- **Written request**: Sift the material for lines containing "page", and return them.

---- Task input

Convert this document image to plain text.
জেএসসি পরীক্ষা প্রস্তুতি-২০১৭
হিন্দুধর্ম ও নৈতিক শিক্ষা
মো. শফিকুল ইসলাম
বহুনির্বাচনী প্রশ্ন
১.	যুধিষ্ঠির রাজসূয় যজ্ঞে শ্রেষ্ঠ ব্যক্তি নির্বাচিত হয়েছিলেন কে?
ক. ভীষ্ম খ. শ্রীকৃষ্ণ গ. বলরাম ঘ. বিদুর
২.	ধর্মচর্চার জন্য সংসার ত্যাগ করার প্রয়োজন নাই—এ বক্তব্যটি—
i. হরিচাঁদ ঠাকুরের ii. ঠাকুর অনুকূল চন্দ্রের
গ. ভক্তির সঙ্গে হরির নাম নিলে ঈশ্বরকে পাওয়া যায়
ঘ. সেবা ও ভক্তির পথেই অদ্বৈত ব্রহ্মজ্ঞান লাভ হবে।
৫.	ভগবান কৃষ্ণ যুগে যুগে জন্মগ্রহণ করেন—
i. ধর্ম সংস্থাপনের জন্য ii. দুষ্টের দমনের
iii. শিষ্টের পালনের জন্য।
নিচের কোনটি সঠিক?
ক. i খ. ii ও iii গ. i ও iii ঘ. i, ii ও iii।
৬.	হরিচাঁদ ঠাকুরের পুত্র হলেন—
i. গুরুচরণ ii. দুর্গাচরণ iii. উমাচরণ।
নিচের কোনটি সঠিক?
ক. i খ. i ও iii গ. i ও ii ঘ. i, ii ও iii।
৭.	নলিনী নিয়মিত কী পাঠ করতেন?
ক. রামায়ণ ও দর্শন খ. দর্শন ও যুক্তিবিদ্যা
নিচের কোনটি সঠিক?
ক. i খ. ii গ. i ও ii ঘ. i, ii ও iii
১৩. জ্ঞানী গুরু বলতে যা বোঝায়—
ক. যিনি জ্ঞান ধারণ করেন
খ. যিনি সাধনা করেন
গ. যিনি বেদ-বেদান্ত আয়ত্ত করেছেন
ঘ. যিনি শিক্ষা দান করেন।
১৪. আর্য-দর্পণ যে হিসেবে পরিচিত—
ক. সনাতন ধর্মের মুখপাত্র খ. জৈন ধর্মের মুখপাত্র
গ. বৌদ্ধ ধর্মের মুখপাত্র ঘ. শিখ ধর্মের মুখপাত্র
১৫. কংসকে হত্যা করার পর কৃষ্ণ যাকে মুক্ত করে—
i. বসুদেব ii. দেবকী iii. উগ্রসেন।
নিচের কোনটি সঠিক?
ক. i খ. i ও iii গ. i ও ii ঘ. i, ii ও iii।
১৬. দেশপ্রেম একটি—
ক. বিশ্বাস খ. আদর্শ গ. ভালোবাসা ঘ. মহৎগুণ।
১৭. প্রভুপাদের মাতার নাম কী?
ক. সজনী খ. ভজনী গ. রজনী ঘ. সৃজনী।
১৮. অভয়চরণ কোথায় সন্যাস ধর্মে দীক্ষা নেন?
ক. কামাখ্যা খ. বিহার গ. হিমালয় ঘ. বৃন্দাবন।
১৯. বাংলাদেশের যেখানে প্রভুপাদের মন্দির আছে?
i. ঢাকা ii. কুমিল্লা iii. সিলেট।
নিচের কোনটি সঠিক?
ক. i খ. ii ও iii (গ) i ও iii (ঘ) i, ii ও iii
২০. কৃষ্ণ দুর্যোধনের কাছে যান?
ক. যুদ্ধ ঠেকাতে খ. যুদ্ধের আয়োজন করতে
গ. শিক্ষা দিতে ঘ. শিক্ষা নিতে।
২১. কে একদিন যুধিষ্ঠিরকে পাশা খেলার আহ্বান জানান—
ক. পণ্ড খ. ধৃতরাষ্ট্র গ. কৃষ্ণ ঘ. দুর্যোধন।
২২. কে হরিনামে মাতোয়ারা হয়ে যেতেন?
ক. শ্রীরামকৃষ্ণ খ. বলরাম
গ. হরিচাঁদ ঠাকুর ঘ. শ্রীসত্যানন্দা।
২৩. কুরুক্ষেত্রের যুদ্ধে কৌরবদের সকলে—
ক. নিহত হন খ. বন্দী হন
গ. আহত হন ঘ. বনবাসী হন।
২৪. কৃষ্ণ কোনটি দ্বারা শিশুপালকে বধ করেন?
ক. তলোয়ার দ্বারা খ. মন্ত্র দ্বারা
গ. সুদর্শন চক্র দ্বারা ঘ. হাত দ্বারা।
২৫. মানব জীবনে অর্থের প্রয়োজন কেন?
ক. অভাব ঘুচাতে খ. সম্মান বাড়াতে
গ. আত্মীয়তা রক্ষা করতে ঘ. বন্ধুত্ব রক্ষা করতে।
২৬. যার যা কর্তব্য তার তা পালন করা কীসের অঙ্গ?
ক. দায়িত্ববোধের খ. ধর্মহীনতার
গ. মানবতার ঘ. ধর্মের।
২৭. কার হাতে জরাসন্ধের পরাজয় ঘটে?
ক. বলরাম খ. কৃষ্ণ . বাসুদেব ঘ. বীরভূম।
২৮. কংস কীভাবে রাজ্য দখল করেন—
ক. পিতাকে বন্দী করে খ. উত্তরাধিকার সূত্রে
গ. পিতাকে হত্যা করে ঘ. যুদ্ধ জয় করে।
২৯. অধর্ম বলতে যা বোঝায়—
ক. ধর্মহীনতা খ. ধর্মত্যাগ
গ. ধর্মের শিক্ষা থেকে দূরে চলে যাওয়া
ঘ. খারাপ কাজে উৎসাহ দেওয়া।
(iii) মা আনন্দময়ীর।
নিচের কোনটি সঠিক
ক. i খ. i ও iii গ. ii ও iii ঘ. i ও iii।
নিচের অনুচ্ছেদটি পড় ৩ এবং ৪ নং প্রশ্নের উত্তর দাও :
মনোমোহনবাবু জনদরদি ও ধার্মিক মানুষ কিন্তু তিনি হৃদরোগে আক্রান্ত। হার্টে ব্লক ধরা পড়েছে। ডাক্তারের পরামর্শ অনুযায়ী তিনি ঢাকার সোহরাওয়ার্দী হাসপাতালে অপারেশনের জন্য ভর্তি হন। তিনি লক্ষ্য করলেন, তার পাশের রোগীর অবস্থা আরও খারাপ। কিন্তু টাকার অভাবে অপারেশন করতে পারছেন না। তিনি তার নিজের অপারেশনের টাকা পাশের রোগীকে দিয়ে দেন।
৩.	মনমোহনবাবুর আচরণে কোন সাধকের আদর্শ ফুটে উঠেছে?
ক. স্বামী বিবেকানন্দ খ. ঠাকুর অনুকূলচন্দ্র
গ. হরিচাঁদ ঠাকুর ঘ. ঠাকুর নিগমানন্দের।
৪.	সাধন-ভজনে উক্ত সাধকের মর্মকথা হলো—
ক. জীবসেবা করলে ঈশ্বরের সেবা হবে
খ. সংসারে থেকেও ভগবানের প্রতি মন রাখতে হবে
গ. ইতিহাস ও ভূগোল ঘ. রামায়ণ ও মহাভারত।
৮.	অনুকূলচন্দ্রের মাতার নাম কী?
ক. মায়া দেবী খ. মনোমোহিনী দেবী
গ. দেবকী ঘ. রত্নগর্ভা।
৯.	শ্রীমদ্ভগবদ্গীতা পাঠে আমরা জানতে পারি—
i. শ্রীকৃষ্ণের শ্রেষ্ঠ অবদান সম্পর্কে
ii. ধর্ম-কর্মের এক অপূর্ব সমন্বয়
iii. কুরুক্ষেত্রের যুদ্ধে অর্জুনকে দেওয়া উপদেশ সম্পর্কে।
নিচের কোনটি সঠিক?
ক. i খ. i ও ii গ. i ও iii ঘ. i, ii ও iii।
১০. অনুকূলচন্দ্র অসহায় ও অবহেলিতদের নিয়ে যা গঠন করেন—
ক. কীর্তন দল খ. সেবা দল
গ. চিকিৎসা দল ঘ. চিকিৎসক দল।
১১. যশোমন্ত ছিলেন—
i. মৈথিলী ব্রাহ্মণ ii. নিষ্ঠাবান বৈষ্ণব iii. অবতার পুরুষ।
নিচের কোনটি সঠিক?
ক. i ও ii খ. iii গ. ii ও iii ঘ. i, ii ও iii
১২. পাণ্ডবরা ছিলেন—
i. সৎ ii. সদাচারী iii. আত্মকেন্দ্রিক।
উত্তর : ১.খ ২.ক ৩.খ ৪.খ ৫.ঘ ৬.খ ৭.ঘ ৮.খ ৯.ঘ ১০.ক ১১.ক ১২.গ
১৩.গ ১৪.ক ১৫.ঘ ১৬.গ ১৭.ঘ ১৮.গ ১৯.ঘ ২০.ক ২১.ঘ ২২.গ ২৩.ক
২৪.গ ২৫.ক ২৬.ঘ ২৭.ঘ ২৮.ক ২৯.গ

--------
---- Task input

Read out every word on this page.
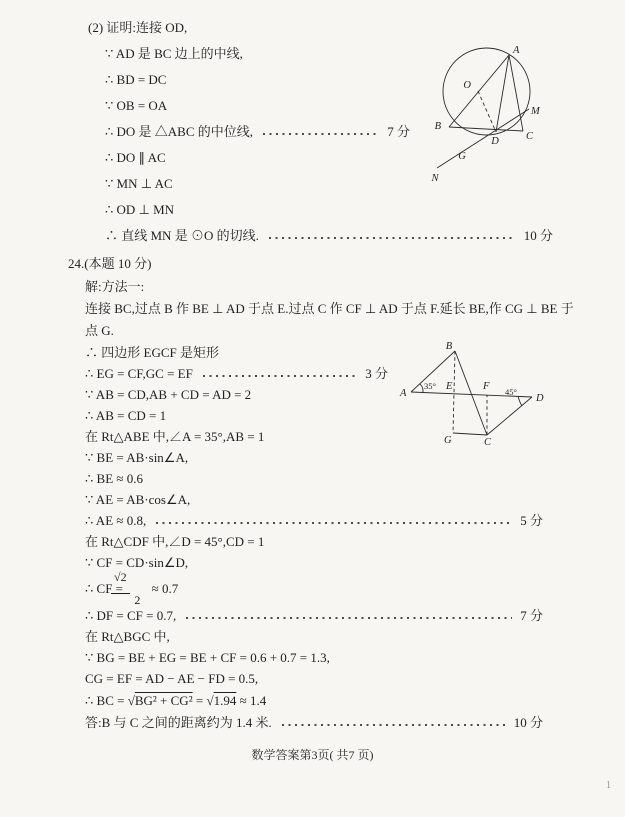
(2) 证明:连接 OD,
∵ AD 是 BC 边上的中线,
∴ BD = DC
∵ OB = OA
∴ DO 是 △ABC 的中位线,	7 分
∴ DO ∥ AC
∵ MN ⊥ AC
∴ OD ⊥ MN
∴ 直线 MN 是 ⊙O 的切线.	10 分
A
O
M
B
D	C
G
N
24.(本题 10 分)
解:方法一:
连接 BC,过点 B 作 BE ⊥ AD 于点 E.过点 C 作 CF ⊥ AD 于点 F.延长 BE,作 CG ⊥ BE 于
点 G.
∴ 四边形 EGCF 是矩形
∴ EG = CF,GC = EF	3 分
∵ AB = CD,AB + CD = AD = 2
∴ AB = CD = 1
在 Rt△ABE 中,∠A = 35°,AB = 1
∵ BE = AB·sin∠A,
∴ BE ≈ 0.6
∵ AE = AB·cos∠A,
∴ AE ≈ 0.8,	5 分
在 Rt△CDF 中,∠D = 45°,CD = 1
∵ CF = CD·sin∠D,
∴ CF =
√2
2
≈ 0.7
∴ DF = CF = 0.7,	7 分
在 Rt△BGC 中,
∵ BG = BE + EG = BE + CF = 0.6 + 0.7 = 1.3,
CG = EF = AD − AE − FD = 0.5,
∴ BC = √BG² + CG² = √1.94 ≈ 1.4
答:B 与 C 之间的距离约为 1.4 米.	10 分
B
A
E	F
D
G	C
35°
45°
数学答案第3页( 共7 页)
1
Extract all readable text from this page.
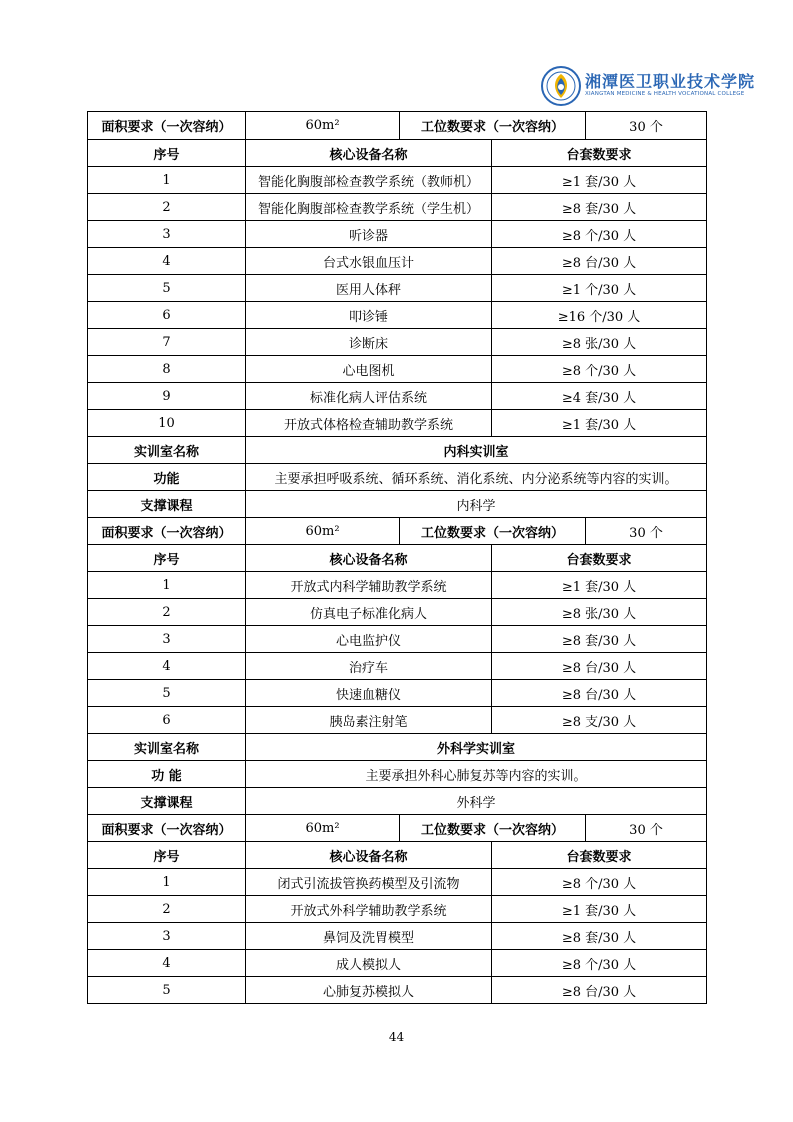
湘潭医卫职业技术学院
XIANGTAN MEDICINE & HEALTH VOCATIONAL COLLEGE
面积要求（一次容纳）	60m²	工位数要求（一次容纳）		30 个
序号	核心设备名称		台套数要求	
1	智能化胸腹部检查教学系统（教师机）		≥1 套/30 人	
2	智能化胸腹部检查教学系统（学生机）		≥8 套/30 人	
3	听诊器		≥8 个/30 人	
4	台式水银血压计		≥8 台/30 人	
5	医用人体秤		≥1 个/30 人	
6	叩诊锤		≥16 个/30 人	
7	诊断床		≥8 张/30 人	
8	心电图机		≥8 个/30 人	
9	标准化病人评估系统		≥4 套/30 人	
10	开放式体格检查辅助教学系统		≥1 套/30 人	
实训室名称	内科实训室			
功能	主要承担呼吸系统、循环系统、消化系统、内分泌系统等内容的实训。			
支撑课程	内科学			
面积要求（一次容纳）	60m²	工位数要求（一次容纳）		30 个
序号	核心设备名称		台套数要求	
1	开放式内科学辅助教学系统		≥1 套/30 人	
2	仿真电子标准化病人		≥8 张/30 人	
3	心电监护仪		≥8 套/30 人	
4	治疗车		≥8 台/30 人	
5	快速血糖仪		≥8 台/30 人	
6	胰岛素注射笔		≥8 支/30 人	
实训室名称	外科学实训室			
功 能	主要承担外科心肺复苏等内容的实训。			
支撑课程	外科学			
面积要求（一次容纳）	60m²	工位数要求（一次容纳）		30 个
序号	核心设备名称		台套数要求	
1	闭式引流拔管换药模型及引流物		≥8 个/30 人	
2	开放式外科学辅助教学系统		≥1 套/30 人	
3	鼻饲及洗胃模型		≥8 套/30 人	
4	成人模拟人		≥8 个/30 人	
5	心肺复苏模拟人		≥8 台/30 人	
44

--------

- **Response below**:
Read out every word on this page.
Extract all readable text from this page.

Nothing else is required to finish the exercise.